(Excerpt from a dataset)
* * * * * * * * *

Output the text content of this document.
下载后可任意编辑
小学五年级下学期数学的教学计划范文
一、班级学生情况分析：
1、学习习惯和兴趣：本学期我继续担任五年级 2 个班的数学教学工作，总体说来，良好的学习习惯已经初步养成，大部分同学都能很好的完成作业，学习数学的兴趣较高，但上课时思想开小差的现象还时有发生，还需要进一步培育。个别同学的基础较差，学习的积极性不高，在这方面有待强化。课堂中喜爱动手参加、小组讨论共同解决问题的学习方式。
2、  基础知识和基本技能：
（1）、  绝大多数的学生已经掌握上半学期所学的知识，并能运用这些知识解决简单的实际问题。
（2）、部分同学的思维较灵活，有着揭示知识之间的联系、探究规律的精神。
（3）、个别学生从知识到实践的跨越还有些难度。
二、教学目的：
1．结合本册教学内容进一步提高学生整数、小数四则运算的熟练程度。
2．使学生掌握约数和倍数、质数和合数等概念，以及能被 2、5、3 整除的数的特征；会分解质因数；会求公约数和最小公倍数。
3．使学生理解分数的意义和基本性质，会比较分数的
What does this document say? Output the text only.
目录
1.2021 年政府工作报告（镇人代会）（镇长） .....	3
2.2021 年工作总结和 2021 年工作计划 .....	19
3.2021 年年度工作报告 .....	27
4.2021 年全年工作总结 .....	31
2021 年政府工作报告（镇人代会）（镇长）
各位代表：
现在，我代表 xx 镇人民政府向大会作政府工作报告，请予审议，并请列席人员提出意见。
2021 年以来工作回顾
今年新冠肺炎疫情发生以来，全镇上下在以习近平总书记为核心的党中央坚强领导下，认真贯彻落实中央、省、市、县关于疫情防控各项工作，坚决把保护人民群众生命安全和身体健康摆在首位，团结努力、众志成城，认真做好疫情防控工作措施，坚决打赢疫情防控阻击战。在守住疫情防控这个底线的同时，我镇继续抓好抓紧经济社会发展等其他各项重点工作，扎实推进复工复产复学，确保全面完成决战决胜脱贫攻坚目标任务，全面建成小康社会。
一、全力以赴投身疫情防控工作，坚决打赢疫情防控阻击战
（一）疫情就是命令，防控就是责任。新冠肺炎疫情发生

* * * * * * * * *

◆ **Required work**: Copy out the data shown above without altering anything.

◆ **Exercise response**:
Output the text content of this document.
下载后可任意编辑
小学五年级下学期数学的教学计划范文
一、班级学生情况分析：
1、学习习惯和兴趣：本学期我继续担任五年级 2 个班的数学教学工作，总体说来，良好的学习习惯已经初步养成，大部分同学都能很好的完成作业，学习数学的兴趣较高，但上课时思想开小差的现象还时有发生，还需要进一步培育。个别同学的基础较差，学习的积极性不高，在这方面有待强化。课堂中喜爱动手参加、小组讨论共同解决问题的学习方式。
2、  基础知识和基本技能：
（1）、  绝大多数的学生已经掌握上半学期所学的知识，并能运用这些知识解决简单的实际问题。
（2）、部分同学的思维较灵活，有着揭示知识之间的联系、探究规律的精神。
（3）、个别学生从知识到实践的跨越还有些难度。
二、教学目的：
1．结合本册教学内容进一步提高学生整数、小数四则运算的熟练程度。
2．使学生掌握约数和倍数、质数和合数等概念，以及能被 2、5、3 整除的数的特征；会分解质因数；会求公约数和最小公倍数。
3．使学生理解分数的意义和基本性质，会比较分数的
What does this document say? Output the text only.
目录
1.2021 年政府工作报告（镇人代会）（镇长） .....	3
2.2021 年工作总结和 2021 年工作计划 .....	19
3.2021 年年度工作报告 .....	27
4.2021 年全年工作总结 .....	31
2021 年政府工作报告（镇人代会）（镇长）
各位代表：
现在，我代表 xx 镇人民政府向大会作政府工作报告，请予审议，并请列席人员提出意见。
2021 年以来工作回顾
今年新冠肺炎疫情发生以来，全镇上下在以习近平总书记为核心的党中央坚强领导下，认真贯彻落实中央、省、市、县关于疫情防控各项工作，坚决把保护人民群众生命安全和身体健康摆在首位，团结努力、众志成城，认真做好疫情防控工作措施，坚决打赢疫情防控阻击战。在守住疫情防控这个底线的同时，我镇继续抓好抓紧经济社会发展等其他各项重点工作，扎实推进复工复产复学，确保全面完成决战决胜脱贫攻坚目标任务，全面建成小康社会。
一、全力以赴投身疫情防控工作，坚决打赢疫情防控阻击战
（一）疫情就是命令，防控就是责任。新冠肺炎疫情发生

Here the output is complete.